From the entries below, extract every line that includes the word "JSON".
— START OF STORED RECORDS —
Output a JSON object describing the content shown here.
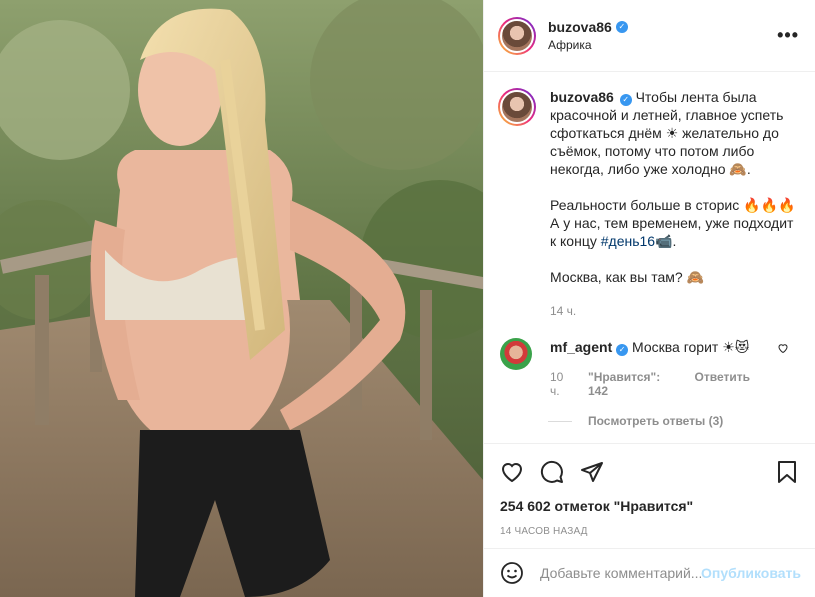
{
  "post": {
    "username": "buzova86",
    "location": "Африка",
    "more_label": "•••"
  },
  "caption": {
    "username": "buzova86",
    "para1": "Чтобы лента была красочной и летней, главное успеть сфоткаться днём ☀ желательно до съёмок, потому что потом либо некогда, либо уже холодно 🙈.",
    "para2_text": "Реальности больше в сторис 🔥🔥🔥 А у нас, тем временем, уже подходит к концу",
    "para2_hashtag": "#день16",
    "para2_emoji": "📹.",
    "para3": "Москва, как вы там? 🙈",
    "time": "14 ч."
  },
  "comment": {
    "username": "mf_agent",
    "text": "Москва горит ☀😻",
    "time": "10 ч.",
    "likes_label": "\"Нравится\": 142",
    "reply_label": "Ответить",
    "view_replies": "Посмотреть ответы (3)"
  },
  "stats": {
    "likes": "254 602 отметок \"Нравится\"",
    "ago": "14 часов назад"
  },
  "add_comment": {
    "placeholder": "Добавьте комментарий...",
    "post_label": "Опубликовать"
  },
  "icons": {
    "like": "heart-icon",
    "comment": "comment-icon",
    "share": "share-icon",
    "save": "bookmark-icon",
    "emoji": "emoji-icon"
  },
  "colors": {
    "accent": "#3897f0",
    "hashtag": "#00376b",
    "muted": "#8e8e8e"
  }
}
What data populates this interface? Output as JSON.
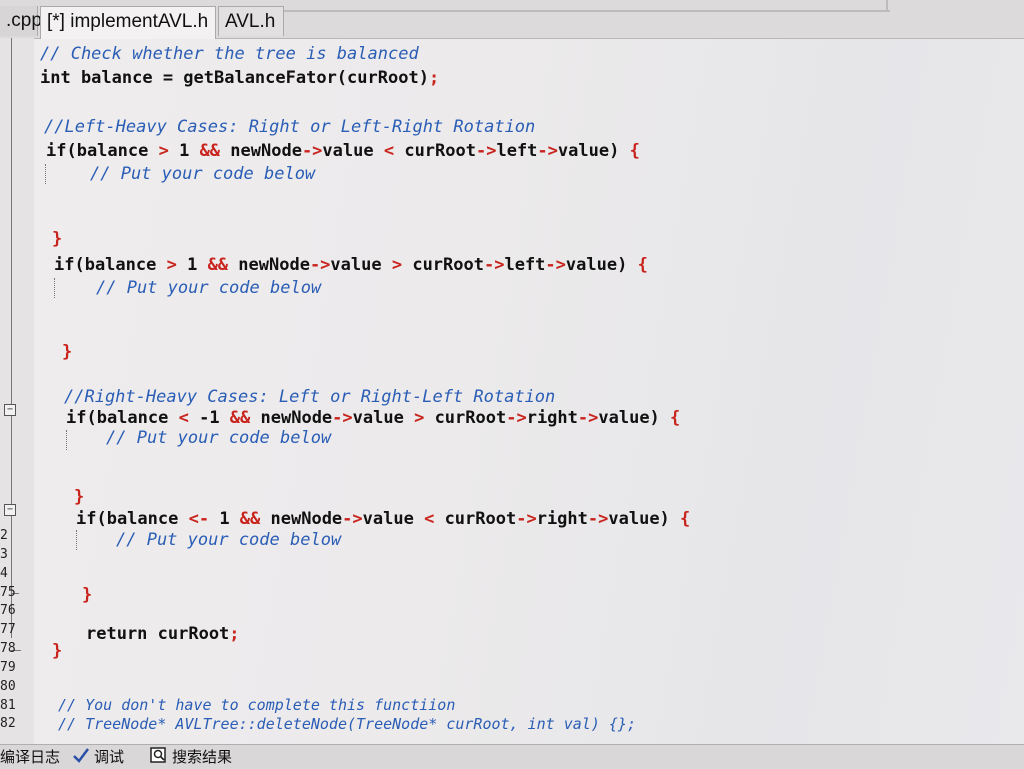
{
  "tabs": [
    {
      "label": ".cpp"
    },
    {
      "label": "[*] implementAVL.h"
    },
    {
      "label": "AVL.h"
    }
  ],
  "gutter": {
    "line_numbers": [
      "2",
      "3",
      "4",
      "75",
      "76",
      "77",
      "78",
      "79",
      "80",
      "81",
      "82"
    ]
  },
  "code": {
    "l01": "// Check whether the tree is balanced",
    "l02a": "int balance = getBalanceFator(curRoot)",
    "l02b": ";",
    "l03": "//Left-Heavy Cases: Right or Left-Right Rotation",
    "l04a": "if(balance ",
    "l04b": ">",
    "l04c": " 1 ",
    "l04d": "&&",
    "l04e": " newNode",
    "l04f": "->",
    "l04g": "value ",
    "l04h": "<",
    "l04i": " curRoot",
    "l04j": "->",
    "l04k": "left",
    "l04l": "->",
    "l04m": "value) ",
    "l04n": "{",
    "l05": "// Put your code below",
    "l06": "}",
    "l07a": "if(balance ",
    "l07b": ">",
    "l07c": " 1 ",
    "l07d": "&&",
    "l07e": " newNode",
    "l07f": "->",
    "l07g": "value ",
    "l07h": ">",
    "l07i": " curRoot",
    "l07j": "->",
    "l07k": "left",
    "l07l": "->",
    "l07m": "value) ",
    "l07n": "{",
    "l08": "// Put your code below",
    "l09": "}",
    "l10": "//Right-Heavy Cases: Left or Right-Left Rotation",
    "l11a": "if(balance ",
    "l11b": "<",
    "l11c": " -1 ",
    "l11d": "&&",
    "l11e": " newNode",
    "l11f": "->",
    "l11g": "value ",
    "l11h": ">",
    "l11i": " curRoot",
    "l11j": "->",
    "l11k": "right",
    "l11l": "->",
    "l11m": "value) ",
    "l11n": "{",
    "l12": "// Put your code below",
    "l13": "}",
    "l14a": "if(balance ",
    "l14b": "<-",
    "l14c": " 1 ",
    "l14d": "&&",
    "l14e": " newNode",
    "l14f": "->",
    "l14g": "value ",
    "l14h": "<",
    "l14i": " curRoot",
    "l14j": "->",
    "l14k": "right",
    "l14l": "->",
    "l14m": "value) ",
    "l14n": "{",
    "l15": "// Put your code below",
    "l16": "}",
    "l17a": "return curRoot",
    "l17b": ";",
    "l18": "}",
    "l19": "// You don't have to complete this functiion",
    "l20": "// TreeNode* AVLTree::deleteNode(TreeNode* curRoot, int val) {};"
  },
  "statusbar": {
    "compile_log": "编译日志",
    "debug": "调试",
    "search_results": "搜索结果"
  },
  "colors": {
    "comment": "#2a5db5",
    "operator": "#c8231c",
    "text": "#111111"
  }
}
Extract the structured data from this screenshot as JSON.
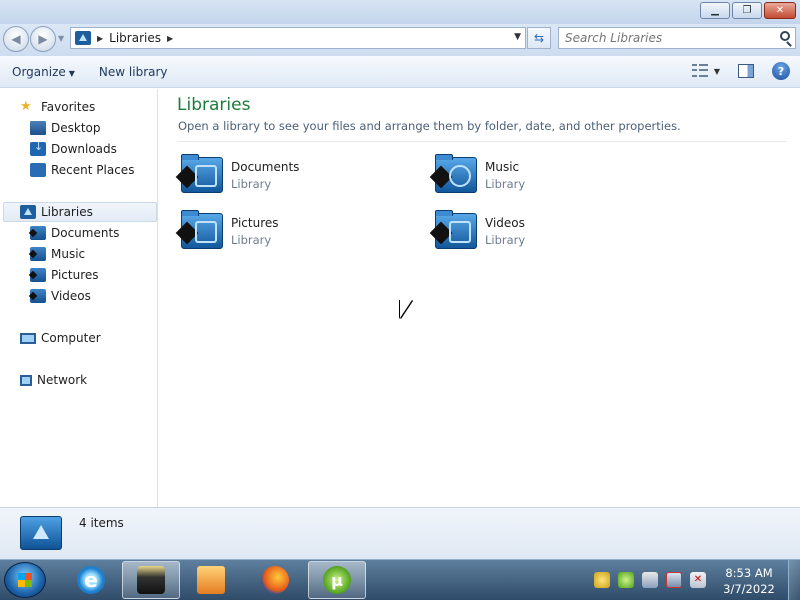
— END OF STORED RECORDS —
- _TASK ANSWER_:
Output a JSON object describing the content shown here.
What data populates this interface? Output as JSON.
Extract the structured data from this screenshot as JSON.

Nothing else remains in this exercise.